## Start Given entries

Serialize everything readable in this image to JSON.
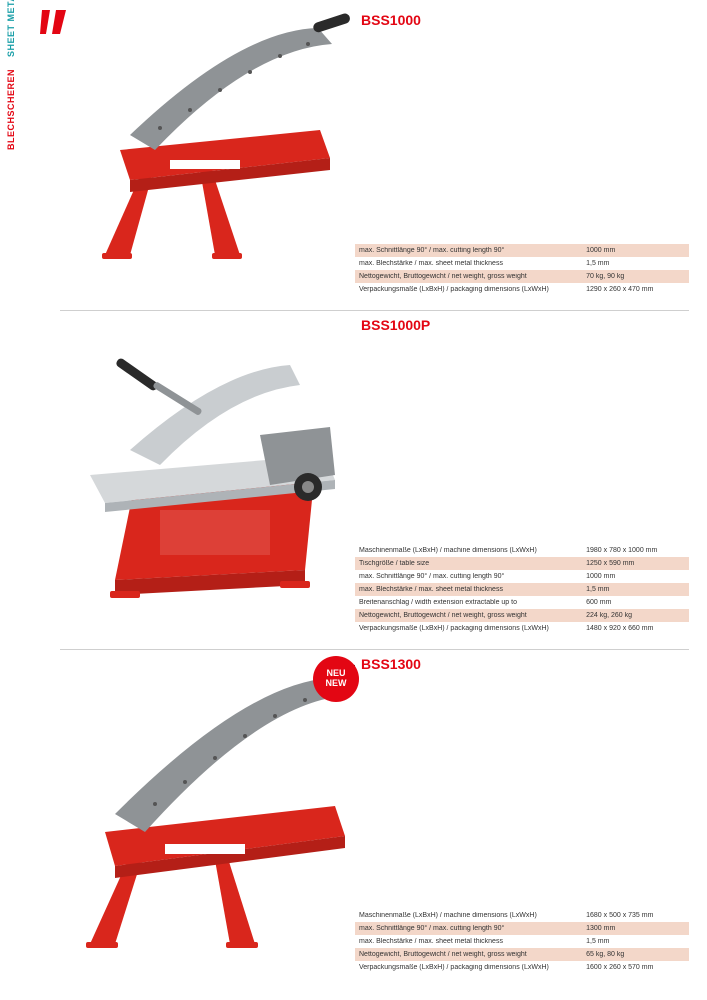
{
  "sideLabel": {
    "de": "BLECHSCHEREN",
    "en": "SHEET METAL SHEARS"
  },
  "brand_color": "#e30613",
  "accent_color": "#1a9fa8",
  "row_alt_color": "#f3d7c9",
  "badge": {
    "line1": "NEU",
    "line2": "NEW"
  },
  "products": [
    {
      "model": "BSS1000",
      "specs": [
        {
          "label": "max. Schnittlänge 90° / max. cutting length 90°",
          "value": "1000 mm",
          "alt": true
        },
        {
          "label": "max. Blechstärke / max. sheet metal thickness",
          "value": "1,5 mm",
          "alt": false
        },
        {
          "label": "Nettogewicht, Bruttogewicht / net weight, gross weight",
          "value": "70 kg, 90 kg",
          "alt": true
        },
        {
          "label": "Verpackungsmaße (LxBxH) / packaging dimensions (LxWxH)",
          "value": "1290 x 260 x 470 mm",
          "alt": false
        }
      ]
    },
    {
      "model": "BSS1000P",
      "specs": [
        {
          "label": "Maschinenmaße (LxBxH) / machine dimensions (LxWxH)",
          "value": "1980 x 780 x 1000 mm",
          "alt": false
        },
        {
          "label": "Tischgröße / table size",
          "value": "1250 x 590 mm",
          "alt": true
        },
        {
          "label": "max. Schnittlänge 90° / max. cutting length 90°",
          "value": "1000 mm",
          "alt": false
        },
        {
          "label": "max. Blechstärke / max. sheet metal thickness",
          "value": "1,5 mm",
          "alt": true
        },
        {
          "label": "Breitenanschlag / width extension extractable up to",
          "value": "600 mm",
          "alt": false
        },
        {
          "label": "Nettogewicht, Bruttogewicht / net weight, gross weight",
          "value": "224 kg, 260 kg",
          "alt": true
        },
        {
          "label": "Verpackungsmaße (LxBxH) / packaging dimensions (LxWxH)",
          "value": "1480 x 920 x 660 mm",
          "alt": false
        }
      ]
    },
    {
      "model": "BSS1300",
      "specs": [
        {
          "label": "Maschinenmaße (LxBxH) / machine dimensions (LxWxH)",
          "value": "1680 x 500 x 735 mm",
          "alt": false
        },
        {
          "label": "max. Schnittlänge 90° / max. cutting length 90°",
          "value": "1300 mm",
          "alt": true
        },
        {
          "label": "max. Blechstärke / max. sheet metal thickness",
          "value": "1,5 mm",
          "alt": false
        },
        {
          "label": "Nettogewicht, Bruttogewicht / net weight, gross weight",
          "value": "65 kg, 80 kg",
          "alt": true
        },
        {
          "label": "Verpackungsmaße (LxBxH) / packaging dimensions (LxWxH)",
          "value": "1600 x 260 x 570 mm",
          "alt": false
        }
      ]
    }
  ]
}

## End Given entries

Tally how many lines of the data include the word "model". Write the number and nothing else.

§ Answer to this problem
3